Aim:
Select all lines in the records that include "对基础尺寸及位置进行复测检查".

Data section:

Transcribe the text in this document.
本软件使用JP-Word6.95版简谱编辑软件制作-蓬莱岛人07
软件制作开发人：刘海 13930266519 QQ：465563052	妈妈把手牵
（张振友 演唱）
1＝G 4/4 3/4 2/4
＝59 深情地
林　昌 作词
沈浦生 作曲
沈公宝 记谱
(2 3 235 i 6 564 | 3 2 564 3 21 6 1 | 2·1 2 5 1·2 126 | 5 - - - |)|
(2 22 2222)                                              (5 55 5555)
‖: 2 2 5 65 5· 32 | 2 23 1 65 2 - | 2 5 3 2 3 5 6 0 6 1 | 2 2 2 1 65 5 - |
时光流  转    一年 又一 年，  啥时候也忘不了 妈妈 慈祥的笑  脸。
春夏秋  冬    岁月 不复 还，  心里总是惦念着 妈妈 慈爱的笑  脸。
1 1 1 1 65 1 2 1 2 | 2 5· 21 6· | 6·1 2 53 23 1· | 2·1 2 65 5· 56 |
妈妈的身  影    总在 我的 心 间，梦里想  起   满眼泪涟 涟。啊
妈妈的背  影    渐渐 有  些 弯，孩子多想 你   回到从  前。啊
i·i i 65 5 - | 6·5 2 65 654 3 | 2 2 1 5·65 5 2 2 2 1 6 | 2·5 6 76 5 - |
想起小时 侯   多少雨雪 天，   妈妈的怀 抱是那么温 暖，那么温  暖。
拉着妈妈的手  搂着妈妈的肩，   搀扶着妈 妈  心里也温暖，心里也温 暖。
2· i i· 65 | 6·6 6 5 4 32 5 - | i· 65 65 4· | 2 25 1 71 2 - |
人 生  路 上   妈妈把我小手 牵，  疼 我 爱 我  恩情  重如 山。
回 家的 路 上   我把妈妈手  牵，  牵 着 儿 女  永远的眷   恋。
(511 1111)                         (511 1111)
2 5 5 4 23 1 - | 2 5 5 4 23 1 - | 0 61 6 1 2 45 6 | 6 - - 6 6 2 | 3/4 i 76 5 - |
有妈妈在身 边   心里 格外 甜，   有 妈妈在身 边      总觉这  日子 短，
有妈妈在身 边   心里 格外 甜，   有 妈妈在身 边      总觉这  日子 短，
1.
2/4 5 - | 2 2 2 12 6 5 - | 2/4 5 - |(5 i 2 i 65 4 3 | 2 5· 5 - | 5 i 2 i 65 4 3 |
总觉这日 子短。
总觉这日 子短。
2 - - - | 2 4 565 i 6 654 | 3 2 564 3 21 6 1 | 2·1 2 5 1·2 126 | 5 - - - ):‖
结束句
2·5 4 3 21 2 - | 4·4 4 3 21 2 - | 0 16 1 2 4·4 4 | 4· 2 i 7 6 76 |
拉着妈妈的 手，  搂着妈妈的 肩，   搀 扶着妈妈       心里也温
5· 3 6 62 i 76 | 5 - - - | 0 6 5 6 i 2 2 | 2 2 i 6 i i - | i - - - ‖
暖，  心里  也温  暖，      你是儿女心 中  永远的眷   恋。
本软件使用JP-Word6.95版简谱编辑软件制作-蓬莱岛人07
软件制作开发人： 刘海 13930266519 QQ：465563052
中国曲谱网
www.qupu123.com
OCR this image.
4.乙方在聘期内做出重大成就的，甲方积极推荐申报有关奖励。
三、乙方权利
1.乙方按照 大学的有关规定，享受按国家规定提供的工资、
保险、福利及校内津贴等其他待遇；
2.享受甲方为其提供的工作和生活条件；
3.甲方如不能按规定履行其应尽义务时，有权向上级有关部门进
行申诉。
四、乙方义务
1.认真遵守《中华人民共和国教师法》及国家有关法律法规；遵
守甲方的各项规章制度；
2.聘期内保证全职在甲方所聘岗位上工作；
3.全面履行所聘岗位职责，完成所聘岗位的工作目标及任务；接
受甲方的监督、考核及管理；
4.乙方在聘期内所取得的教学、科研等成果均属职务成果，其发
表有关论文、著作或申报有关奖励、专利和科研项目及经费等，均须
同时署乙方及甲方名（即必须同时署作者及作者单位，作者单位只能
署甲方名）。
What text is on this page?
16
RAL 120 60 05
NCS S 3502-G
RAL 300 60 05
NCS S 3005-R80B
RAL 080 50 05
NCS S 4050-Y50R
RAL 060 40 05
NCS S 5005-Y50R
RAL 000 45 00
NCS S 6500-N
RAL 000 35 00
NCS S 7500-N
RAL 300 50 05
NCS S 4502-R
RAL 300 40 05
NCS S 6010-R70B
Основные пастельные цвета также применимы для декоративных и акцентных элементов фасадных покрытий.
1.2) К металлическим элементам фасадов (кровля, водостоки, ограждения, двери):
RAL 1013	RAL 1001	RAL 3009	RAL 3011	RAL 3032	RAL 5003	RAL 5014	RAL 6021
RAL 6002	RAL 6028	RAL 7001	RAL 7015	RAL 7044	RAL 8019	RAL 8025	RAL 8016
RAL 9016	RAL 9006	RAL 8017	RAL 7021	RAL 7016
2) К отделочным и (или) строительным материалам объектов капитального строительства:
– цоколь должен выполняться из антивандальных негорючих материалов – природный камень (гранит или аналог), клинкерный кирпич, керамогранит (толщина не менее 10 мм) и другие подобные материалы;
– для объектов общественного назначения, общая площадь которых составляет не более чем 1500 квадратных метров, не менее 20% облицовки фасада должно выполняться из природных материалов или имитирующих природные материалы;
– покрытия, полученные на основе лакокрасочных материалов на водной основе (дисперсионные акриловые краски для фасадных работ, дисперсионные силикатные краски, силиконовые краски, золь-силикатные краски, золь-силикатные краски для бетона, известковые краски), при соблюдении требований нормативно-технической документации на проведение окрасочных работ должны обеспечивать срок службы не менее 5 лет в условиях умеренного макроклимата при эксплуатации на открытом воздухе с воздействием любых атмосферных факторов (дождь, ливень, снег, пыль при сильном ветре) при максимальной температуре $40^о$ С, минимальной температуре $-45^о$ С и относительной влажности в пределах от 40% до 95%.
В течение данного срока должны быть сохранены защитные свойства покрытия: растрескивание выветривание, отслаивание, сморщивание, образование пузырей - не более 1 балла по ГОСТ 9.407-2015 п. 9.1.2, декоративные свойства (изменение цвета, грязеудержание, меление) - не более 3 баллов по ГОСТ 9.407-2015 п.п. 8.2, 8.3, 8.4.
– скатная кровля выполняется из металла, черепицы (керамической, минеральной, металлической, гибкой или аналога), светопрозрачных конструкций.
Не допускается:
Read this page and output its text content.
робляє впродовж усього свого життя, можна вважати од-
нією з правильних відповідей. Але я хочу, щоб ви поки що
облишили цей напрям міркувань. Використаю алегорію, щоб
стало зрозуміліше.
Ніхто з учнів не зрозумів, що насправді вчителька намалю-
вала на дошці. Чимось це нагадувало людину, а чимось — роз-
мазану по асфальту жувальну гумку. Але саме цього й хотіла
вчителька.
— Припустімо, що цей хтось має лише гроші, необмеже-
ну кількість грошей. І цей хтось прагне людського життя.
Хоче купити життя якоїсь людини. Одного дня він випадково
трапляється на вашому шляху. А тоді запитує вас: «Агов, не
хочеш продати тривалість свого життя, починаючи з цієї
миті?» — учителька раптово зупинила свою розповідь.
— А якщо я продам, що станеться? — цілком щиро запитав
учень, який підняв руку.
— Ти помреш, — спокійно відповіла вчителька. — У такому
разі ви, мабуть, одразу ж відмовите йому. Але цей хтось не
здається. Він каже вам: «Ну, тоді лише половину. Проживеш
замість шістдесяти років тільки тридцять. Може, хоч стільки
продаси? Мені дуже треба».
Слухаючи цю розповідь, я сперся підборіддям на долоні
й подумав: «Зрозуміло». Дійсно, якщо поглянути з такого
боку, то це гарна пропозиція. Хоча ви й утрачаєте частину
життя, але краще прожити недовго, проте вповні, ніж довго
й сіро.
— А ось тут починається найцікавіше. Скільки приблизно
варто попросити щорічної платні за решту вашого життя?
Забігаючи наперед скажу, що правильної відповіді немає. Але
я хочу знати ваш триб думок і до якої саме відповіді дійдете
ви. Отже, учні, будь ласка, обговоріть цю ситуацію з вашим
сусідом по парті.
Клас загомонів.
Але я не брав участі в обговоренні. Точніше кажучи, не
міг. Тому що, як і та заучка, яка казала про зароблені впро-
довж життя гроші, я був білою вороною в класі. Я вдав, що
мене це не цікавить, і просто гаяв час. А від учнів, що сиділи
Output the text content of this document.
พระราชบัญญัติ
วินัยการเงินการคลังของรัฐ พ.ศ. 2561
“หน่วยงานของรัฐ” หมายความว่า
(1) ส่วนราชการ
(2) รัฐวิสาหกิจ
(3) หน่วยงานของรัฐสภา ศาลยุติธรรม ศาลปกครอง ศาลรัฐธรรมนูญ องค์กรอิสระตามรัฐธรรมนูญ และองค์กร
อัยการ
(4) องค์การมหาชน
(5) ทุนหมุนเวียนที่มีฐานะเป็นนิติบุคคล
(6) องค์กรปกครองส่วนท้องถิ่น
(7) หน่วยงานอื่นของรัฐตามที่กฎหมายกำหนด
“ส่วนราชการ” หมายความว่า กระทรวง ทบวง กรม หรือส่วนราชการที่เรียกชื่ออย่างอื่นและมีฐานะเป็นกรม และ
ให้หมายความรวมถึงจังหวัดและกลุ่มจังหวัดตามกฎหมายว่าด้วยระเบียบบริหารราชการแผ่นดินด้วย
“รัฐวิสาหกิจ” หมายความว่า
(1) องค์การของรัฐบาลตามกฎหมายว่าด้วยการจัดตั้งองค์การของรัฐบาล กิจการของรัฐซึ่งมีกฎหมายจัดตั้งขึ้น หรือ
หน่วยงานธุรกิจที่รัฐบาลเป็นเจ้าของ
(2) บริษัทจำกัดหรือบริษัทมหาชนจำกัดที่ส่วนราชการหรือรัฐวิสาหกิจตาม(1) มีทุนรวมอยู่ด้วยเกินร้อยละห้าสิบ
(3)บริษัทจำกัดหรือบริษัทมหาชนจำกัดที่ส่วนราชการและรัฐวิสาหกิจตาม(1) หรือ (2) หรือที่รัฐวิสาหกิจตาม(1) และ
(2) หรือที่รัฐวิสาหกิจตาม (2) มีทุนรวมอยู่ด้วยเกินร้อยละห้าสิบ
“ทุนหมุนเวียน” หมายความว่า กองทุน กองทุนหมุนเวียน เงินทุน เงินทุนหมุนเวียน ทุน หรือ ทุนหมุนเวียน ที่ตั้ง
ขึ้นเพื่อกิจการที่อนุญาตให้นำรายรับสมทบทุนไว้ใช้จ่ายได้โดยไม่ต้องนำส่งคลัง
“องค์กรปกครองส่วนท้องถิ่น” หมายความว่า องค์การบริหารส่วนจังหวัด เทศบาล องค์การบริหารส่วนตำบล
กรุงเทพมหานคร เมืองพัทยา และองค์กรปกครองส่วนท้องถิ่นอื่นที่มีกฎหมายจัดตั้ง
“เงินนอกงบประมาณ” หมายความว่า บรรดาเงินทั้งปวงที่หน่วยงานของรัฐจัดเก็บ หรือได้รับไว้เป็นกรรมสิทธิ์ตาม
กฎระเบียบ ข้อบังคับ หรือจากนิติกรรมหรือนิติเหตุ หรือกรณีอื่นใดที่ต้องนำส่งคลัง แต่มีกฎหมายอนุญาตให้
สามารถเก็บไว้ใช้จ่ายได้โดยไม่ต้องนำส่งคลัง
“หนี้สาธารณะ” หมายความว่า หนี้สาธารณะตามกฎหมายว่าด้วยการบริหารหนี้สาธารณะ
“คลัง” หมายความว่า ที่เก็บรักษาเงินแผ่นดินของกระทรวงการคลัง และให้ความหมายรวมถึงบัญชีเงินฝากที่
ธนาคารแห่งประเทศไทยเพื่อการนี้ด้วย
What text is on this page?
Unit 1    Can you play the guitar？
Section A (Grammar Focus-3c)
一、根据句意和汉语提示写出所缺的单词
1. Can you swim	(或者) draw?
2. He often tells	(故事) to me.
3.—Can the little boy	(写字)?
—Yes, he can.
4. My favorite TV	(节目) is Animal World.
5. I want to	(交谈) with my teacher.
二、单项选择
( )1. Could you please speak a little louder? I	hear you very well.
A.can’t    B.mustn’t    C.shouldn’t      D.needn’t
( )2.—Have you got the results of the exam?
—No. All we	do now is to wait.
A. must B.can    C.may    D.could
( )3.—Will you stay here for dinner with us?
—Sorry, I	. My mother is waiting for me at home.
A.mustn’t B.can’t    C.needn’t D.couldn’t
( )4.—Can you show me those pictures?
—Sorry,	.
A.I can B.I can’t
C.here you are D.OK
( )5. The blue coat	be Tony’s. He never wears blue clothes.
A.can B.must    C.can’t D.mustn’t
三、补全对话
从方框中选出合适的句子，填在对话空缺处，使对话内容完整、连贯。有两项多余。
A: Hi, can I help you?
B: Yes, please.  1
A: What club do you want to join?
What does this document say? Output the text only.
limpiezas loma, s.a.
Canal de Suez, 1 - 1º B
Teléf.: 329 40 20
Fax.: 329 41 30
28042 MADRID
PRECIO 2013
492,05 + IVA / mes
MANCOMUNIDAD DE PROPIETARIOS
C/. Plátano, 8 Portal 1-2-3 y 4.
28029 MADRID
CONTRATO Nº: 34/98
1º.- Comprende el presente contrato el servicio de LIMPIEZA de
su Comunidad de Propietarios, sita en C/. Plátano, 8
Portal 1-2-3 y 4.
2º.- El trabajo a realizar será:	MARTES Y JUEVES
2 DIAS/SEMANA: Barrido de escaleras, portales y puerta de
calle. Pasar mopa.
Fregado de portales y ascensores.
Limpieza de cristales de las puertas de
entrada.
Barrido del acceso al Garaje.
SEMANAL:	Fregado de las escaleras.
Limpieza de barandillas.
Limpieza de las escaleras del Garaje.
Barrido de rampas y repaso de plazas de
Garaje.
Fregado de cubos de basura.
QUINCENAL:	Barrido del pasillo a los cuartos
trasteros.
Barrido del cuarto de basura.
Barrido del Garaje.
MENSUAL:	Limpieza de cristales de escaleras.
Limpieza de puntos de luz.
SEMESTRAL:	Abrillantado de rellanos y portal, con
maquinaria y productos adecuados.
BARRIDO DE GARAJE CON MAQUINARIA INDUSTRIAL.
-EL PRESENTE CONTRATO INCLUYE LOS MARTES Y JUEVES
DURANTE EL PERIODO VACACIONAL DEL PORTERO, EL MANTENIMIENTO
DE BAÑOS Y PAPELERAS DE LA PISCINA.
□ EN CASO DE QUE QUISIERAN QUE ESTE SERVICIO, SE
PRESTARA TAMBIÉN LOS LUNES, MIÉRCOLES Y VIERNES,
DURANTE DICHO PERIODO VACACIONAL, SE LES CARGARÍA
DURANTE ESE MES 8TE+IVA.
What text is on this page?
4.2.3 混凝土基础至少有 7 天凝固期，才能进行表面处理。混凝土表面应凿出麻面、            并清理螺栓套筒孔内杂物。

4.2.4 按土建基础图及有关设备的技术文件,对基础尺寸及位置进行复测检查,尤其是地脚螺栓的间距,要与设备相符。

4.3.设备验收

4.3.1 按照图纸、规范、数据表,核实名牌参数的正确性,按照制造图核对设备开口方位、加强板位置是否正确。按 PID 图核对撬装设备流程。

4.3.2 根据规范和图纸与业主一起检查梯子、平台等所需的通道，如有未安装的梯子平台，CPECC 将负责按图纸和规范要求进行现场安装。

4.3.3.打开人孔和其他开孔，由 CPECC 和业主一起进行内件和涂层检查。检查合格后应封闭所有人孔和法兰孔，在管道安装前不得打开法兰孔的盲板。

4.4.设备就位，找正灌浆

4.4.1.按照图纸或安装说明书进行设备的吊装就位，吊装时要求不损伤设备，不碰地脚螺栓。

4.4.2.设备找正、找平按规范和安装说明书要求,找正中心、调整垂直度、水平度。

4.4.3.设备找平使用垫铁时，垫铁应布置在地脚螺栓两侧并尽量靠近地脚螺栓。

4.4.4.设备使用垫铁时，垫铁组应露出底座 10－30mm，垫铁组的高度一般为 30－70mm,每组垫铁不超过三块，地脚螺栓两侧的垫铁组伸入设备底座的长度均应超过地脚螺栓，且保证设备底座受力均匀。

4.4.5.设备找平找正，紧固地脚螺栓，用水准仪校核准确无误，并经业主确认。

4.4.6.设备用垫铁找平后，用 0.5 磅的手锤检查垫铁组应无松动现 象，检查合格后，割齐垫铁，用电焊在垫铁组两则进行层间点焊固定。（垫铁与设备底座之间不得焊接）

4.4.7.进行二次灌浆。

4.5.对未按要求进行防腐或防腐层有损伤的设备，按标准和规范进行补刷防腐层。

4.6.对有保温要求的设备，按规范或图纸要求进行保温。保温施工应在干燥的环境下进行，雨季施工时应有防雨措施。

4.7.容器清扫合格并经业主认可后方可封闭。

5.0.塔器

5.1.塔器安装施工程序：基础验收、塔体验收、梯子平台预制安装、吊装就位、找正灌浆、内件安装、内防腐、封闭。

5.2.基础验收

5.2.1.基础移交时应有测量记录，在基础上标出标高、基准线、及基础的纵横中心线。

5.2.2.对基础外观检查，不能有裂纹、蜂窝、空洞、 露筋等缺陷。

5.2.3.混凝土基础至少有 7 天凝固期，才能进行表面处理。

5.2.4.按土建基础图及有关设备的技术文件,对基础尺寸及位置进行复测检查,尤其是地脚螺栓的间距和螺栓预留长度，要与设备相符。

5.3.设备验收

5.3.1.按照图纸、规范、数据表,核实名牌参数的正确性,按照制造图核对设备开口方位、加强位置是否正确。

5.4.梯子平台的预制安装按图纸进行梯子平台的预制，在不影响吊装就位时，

Solved exercise:
4.2.4 按土建基础图及有关设备的技术文件,对基础尺寸及位置进行复测检查,尤其是地脚螺栓的间距,要与设备相符。
5.2.4.按土建基础图及有关设备的技术文件,对基础尺寸及位置进行复测检查,尤其是地脚螺栓的间距和螺栓预留长度，要与设备相符。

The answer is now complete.